§ **Exercise**:
Restate each line of the listing exactly, without carrying over any pictures.

§ **Records excerpted from a collection**:

========================

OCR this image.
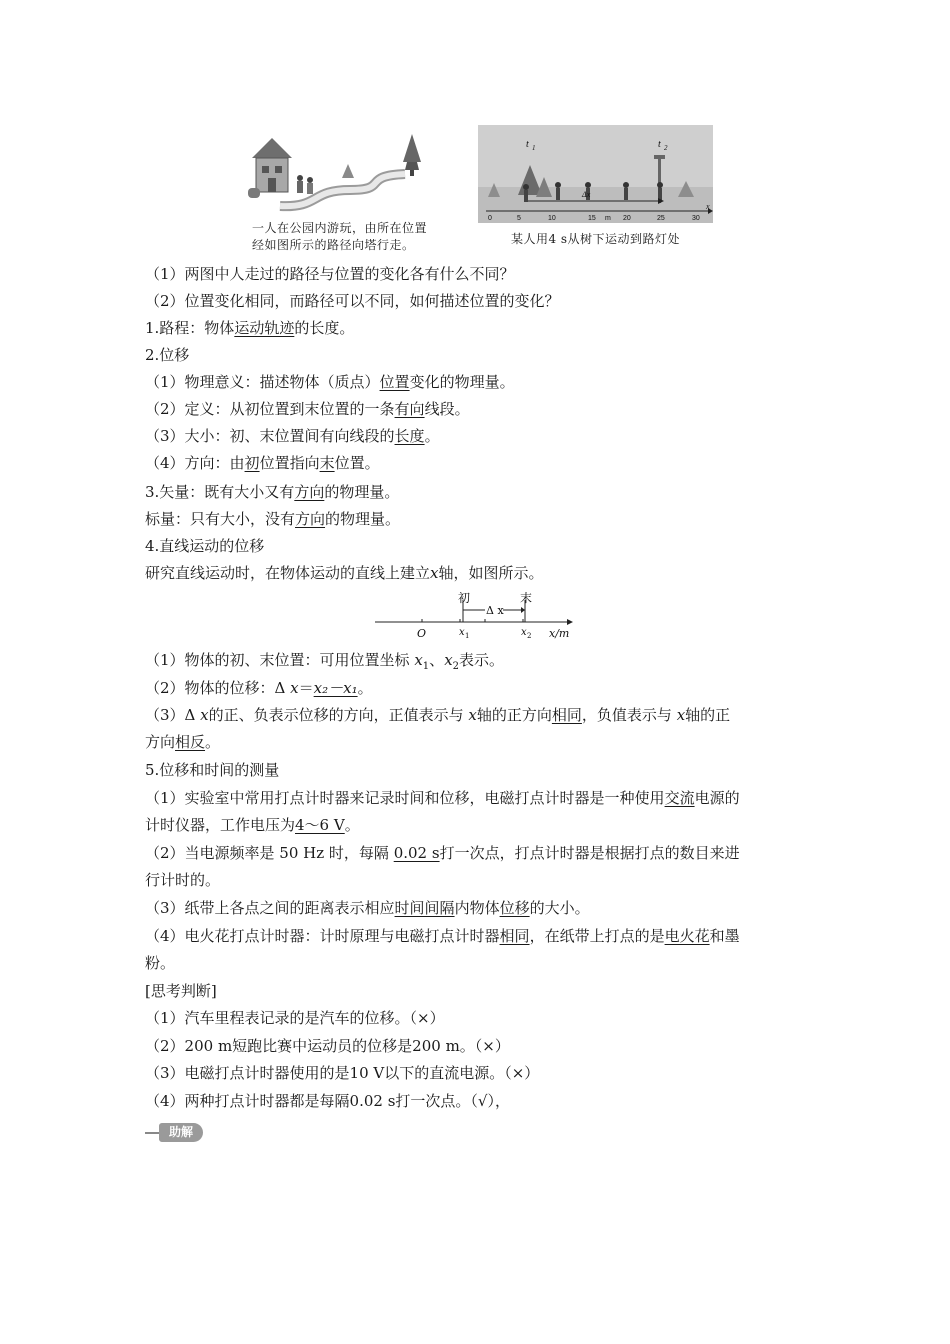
一人在公园内游玩，由所在位置
经如图所示的路径向塔行走。
t 1	t 2
Δx
x
0	5	10	15 m 20	25	30
某人用4 s从树下运动到路灯处
（1）两图中人走过的路径与位置的变化各有什么不同？
（2）位置变化相同，而路径可以不同，如何描述位置的变化？
1.路程：物体运动轨迹的长度。
2.位移
（1）物理意义：描述物体（质点）位置变化的物理量。
（2）定义：从初位置到末位置的一条有向线段。
（3）大小：初、末位置间有向线段的长度。
（4）方向：由初位置指向末位置。
3.矢量：既有大小又有方向的物理量。
标量：只有大小，没有方向的物理量。
4.直线运动的位移
研究直线运动时，在物体运动的直线上建立x轴，如图所示。
初	末
Δ x
O	x 1	x 2 x/m
（1）物体的初、末位置：可用位置坐标 $x_1$、$x_2$表示。
（2）物体的位移：Δ x＝x₂－x₁。
（3）Δ x的正、负表示位移的方向，正值表示与 x轴的正方向相同，负值表示与 x轴的正
方向相反。
5.位移和时间的测量
（1）实验室中常用打点计时器来记录时间和位移，电磁打点计时器是一种使用交流电源的
计时仪器，工作电压为4～6 V。
（2）当电源频率是 50 Hz 时，每隔 0.02 s打一次点，打点计时器是根据打点的数目来进
行计时的。
（3）纸带上各点之间的距离表示相应时间间隔内物体位移的大小。
（4）电火花打点计时器：计时原理与电磁打点计时器相同，在纸带上打点的是电火花和墨
粉。
[思考判断]
（1）汽车里程表记录的是汽车的位移。（×）
（2）200 m短跑比赛中运动员的位移是200 m。（×）
（3）电磁打点计时器使用的是10 V以下的直流电源。（×）
（4）两种打点计时器都是每隔0.02 s打一次点。（√），
助解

========================

§ **Output for this task**:
OCR this image.
一人在公园内游玩，由所在位置
经如图所示的路径向塔行走。
t 1	t 2
Δx
x
0	5	10	15 m 20	25	30
某人用4 s从树下运动到路灯处
（1）两图中人走过的路径与位置的变化各有什么不同？
（2）位置变化相同，而路径可以不同，如何描述位置的变化？
1.路程：物体运动轨迹的长度。
2.位移
（1）物理意义：描述物体（质点）位置变化的物理量。
（2）定义：从初位置到末位置的一条有向线段。
（3）大小：初、末位置间有向线段的长度。
（4）方向：由初位置指向末位置。
3.矢量：既有大小又有方向的物理量。
标量：只有大小，没有方向的物理量。
4.直线运动的位移
研究直线运动时，在物体运动的直线上建立x轴，如图所示。
初	末
Δ x
O	x 1	x 2 x/m
（1）物体的初、末位置：可用位置坐标 $x_1$、$x_2$表示。
（2）物体的位移：Δ x＝x₂－x₁。
（3）Δ x的正、负表示位移的方向，正值表示与 x轴的正方向相同，负值表示与 x轴的正
方向相反。
5.位移和时间的测量
（1）实验室中常用打点计时器来记录时间和位移，电磁打点计时器是一种使用交流电源的
计时仪器，工作电压为4～6 V。
（2）当电源频率是 50 Hz 时，每隔 0.02 s打一次点，打点计时器是根据打点的数目来进
行计时的。
（3）纸带上各点之间的距离表示相应时间间隔内物体位移的大小。
（4）电火花打点计时器：计时原理与电磁打点计时器相同，在纸带上打点的是电火花和墨
粉。
[思考判断]
（1）汽车里程表记录的是汽车的位移。（×）
（2）200 m短跑比赛中运动员的位移是200 m。（×）
（3）电磁打点计时器使用的是10 V以下的直流电源。（×）
（4）两种打点计时器都是每隔0.02 s打一次点。（√），
助解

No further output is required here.